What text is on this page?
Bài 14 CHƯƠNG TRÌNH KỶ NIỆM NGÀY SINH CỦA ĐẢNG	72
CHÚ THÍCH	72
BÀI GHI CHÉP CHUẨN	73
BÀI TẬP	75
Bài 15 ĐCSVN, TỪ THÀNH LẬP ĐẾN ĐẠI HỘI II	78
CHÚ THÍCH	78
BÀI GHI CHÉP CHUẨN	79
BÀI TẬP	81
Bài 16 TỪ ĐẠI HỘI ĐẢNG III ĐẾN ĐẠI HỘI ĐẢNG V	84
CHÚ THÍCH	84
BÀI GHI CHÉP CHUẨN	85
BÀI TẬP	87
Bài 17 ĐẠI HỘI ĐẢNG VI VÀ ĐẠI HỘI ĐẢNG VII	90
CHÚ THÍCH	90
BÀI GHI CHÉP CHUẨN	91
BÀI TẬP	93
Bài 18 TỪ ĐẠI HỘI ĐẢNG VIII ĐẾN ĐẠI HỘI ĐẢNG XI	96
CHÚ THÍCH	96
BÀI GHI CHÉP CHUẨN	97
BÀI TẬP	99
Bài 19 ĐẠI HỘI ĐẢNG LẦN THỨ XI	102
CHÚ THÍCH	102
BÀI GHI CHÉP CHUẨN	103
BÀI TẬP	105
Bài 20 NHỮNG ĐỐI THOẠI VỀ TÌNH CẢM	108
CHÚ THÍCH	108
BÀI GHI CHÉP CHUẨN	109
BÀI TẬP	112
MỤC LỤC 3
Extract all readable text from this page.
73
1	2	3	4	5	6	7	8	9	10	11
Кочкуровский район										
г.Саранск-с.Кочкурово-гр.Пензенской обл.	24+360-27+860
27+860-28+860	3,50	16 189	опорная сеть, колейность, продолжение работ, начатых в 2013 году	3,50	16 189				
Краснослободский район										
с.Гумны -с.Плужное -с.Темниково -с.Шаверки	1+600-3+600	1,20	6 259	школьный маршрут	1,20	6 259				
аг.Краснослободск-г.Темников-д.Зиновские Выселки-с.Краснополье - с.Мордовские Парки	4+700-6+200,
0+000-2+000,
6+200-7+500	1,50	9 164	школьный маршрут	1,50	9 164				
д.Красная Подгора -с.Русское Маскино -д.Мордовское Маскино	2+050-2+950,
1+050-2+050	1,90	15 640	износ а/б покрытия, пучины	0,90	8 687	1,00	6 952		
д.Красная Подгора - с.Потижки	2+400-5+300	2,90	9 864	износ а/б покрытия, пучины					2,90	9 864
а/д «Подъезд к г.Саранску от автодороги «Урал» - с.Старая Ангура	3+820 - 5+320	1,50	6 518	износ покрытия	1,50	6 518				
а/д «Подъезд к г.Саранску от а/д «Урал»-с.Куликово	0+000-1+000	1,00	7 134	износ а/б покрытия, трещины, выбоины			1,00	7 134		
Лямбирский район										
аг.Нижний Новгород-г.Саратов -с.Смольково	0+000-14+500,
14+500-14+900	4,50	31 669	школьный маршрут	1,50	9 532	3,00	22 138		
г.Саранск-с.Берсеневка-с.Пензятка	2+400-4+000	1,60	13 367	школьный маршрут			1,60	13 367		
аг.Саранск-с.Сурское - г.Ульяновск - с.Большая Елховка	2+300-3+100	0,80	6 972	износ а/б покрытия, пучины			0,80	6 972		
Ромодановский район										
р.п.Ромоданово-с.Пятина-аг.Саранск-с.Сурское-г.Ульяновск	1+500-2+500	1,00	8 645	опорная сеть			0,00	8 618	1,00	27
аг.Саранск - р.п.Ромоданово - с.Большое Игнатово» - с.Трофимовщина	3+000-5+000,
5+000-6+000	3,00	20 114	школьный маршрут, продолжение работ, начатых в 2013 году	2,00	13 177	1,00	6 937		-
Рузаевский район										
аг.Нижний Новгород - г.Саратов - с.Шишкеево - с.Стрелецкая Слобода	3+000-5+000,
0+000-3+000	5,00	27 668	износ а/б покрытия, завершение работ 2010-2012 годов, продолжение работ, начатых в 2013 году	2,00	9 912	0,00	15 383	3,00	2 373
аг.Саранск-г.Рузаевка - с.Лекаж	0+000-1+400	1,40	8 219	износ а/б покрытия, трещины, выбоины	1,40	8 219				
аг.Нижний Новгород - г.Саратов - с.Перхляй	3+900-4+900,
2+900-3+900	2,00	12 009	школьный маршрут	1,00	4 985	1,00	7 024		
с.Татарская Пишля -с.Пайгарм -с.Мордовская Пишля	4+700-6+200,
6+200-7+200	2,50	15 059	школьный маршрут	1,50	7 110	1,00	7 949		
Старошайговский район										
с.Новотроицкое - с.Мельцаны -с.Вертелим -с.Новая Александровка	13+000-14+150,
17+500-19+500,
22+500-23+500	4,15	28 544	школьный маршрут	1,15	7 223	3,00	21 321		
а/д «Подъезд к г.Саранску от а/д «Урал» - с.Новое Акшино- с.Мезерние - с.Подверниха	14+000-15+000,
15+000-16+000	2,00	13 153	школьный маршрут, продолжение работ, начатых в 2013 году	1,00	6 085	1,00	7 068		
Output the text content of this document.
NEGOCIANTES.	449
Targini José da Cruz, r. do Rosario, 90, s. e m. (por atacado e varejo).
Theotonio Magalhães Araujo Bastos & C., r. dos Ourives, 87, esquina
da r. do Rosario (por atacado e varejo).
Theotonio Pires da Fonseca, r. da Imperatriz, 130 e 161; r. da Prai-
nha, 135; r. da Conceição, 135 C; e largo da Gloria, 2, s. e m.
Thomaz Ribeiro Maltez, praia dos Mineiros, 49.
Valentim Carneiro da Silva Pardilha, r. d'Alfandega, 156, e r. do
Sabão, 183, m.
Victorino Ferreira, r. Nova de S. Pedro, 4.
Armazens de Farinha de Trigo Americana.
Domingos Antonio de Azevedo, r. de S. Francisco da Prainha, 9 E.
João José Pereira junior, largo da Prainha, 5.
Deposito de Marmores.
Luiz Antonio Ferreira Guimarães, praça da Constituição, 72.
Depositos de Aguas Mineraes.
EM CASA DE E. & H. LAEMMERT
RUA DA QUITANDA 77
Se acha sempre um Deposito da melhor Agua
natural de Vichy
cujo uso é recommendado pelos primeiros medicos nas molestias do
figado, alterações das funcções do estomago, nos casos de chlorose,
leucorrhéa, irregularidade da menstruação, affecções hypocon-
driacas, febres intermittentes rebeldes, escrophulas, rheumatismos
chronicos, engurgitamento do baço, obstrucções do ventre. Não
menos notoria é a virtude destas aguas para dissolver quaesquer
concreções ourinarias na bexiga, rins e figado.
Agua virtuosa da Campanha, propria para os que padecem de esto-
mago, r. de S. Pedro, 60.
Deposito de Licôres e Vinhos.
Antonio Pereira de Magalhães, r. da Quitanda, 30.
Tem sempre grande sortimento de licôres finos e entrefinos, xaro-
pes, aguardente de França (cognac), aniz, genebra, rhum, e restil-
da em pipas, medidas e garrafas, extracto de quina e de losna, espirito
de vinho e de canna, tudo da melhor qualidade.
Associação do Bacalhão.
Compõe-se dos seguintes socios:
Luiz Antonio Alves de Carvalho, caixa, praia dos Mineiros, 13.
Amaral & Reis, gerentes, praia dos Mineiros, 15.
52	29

◇ ◇ ◇ ◇ ◇ ◇ ◇

__What the task requires__
Reproduce the material precisely, including every line.

__Result__
What text is on this page?
Bài 14 CHƯƠNG TRÌNH KỶ NIỆM NGÀY SINH CỦA ĐẢNG	72
CHÚ THÍCH	72
BÀI GHI CHÉP CHUẨN	73
BÀI TẬP	75
Bài 15 ĐCSVN, TỪ THÀNH LẬP ĐẾN ĐẠI HỘI II	78
CHÚ THÍCH	78
BÀI GHI CHÉP CHUẨN	79
BÀI TẬP	81
Bài 16 TỪ ĐẠI HỘI ĐẢNG III ĐẾN ĐẠI HỘI ĐẢNG V	84
CHÚ THÍCH	84
BÀI GHI CHÉP CHUẨN	85
BÀI TẬP	87
Bài 17 ĐẠI HỘI ĐẢNG VI VÀ ĐẠI HỘI ĐẢNG VII	90
CHÚ THÍCH	90
BÀI GHI CHÉP CHUẨN	91
BÀI TẬP	93
Bài 18 TỪ ĐẠI HỘI ĐẢNG VIII ĐẾN ĐẠI HỘI ĐẢNG XI	96
CHÚ THÍCH	96
BÀI GHI CHÉP CHUẨN	97
BÀI TẬP	99
Bài 19 ĐẠI HỘI ĐẢNG LẦN THỨ XI	102
CHÚ THÍCH	102
BÀI GHI CHÉP CHUẨN	103
BÀI TẬP	105
Bài 20 NHỮNG ĐỐI THOẠI VỀ TÌNH CẢM	108
CHÚ THÍCH	108
BÀI GHI CHÉP CHUẨN	109
BÀI TẬP	112
MỤC LỤC 3
Extract all readable text from this page.
73
1	2	3	4	5	6	7	8	9	10	11
Кочкуровский район										
г.Саранск-с.Кочкурово-гр.Пензенской обл.	24+360-27+860
27+860-28+860	3,50	16 189	опорная сеть, колейность, продолжение работ, начатых в 2013 году	3,50	16 189				
Краснослободский район										
с.Гумны -с.Плужное -с.Темниково -с.Шаверки	1+600-3+600	1,20	6 259	школьный маршрут	1,20	6 259				
аг.Краснослободск-г.Темников-д.Зиновские Выселки-с.Краснополье - с.Мордовские Парки	4+700-6+200,
0+000-2+000,
6+200-7+500	1,50	9 164	школьный маршрут	1,50	9 164				
д.Красная Подгора -с.Русское Маскино -д.Мордовское Маскино	2+050-2+950,
1+050-2+050	1,90	15 640	износ а/б покрытия, пучины	0,90	8 687	1,00	6 952		
д.Красная Подгора - с.Потижки	2+400-5+300	2,90	9 864	износ а/б покрытия, пучины					2,90	9 864
а/д «Подъезд к г.Саранску от автодороги «Урал» - с.Старая Ангура	3+820 - 5+320	1,50	6 518	износ покрытия	1,50	6 518				
а/д «Подъезд к г.Саранску от а/д «Урал»-с.Куликово	0+000-1+000	1,00	7 134	износ а/б покрытия, трещины, выбоины			1,00	7 134		
Лямбирский район										
аг.Нижний Новгород-г.Саратов -с.Смольково	0+000-14+500,
14+500-14+900	4,50	31 669	школьный маршрут	1,50	9 532	3,00	22 138		
г.Саранск-с.Берсеневка-с.Пензятка	2+400-4+000	1,60	13 367	школьный маршрут			1,60	13 367		
аг.Саранск-с.Сурское - г.Ульяновск - с.Большая Елховка	2+300-3+100	0,80	6 972	износ а/б покрытия, пучины			0,80	6 972		
Ромодановский район										
р.п.Ромоданово-с.Пятина-аг.Саранск-с.Сурское-г.Ульяновск	1+500-2+500	1,00	8 645	опорная сеть			0,00	8 618	1,00	27
аг.Саранск - р.п.Ромоданово - с.Большое Игнатово» - с.Трофимовщина	3+000-5+000,
5+000-6+000	3,00	20 114	школьный маршрут, продолжение работ, начатых в 2013 году	2,00	13 177	1,00	6 937		-
Рузаевский район										
аг.Нижний Новгород - г.Саратов - с.Шишкеево - с.Стрелецкая Слобода	3+000-5+000,
0+000-3+000	5,00	27 668	износ а/б покрытия, завершение работ 2010-2012 годов, продолжение работ, начатых в 2013 году	2,00	9 912	0,00	15 383	3,00	2 373
аг.Саранск-г.Рузаевка - с.Лекаж	0+000-1+400	1,40	8 219	износ а/б покрытия, трещины, выбоины	1,40	8 219				
аг.Нижний Новгород - г.Саратов - с.Перхляй	3+900-4+900,
2+900-3+900	2,00	12 009	школьный маршрут	1,00	4 985	1,00	7 024		
с.Татарская Пишля -с.Пайгарм -с.Мордовская Пишля	4+700-6+200,
6+200-7+200	2,50	15 059	школьный маршрут	1,50	7 110	1,00	7 949		
Старошайговский район										
с.Новотроицкое - с.Мельцаны -с.Вертелим -с.Новая Александровка	13+000-14+150,
17+500-19+500,
22+500-23+500	4,15	28 544	школьный маршрут	1,15	7 223	3,00	21 321		
а/д «Подъезд к г.Саранску от а/д «Урал» - с.Новое Акшино- с.Мезерние - с.Подверниха	14+000-15+000,
15+000-16+000	2,00	13 153	школьный маршрут, продолжение работ, начатых в 2013 году	1,00	6 085	1,00	7 068		
Output the text content of this document.
NEGOCIANTES.	449
Targini José da Cruz, r. do Rosario, 90, s. e m. (por atacado e varejo).
Theotonio Magalhães Araujo Bastos & C., r. dos Ourives, 87, esquina
da r. do Rosario (por atacado e varejo).
Theotonio Pires da Fonseca, r. da Imperatriz, 130 e 161; r. da Prai-
nha, 135; r. da Conceição, 135 C; e largo da Gloria, 2, s. e m.
Thomaz Ribeiro Maltez, praia dos Mineiros, 49.
Valentim Carneiro da Silva Pardilha, r. d'Alfandega, 156, e r. do
Sabão, 183, m.
Victorino Ferreira, r. Nova de S. Pedro, 4.
Armazens de Farinha de Trigo Americana.
Domingos Antonio de Azevedo, r. de S. Francisco da Prainha, 9 E.
João José Pereira junior, largo da Prainha, 5.
Deposito de Marmores.
Luiz Antonio Ferreira Guimarães, praça da Constituição, 72.
Depositos de Aguas Mineraes.
EM CASA DE E. & H. LAEMMERT
RUA DA QUITANDA 77
Se acha sempre um Deposito da melhor Agua
natural de Vichy
cujo uso é recommendado pelos primeiros medicos nas molestias do
figado, alterações das funcções do estomago, nos casos de chlorose,
leucorrhéa, irregularidade da menstruação, affecções hypocon-
driacas, febres intermittentes rebeldes, escrophulas, rheumatismos
chronicos, engurgitamento do baço, obstrucções do ventre. Não
menos notoria é a virtude destas aguas para dissolver quaesquer
concreções ourinarias na bexiga, rins e figado.
Agua virtuosa da Campanha, propria para os que padecem de esto-
mago, r. de S. Pedro, 60.
Deposito de Licôres e Vinhos.
Antonio Pereira de Magalhães, r. da Quitanda, 30.
Tem sempre grande sortimento de licôres finos e entrefinos, xaro-
pes, aguardente de França (cognac), aniz, genebra, rhum, e restil-
da em pipas, medidas e garrafas, extracto de quina e de losna, espirito
de vinho e de canna, tudo da melhor qualidade.
Associação do Bacalhão.
Compõe-se dos seguintes socios:
Luiz Antonio Alves de Carvalho, caixa, praia dos Mineiros, 13.
Amaral & Reis, gerentes, praia dos Mineiros, 15.
52	29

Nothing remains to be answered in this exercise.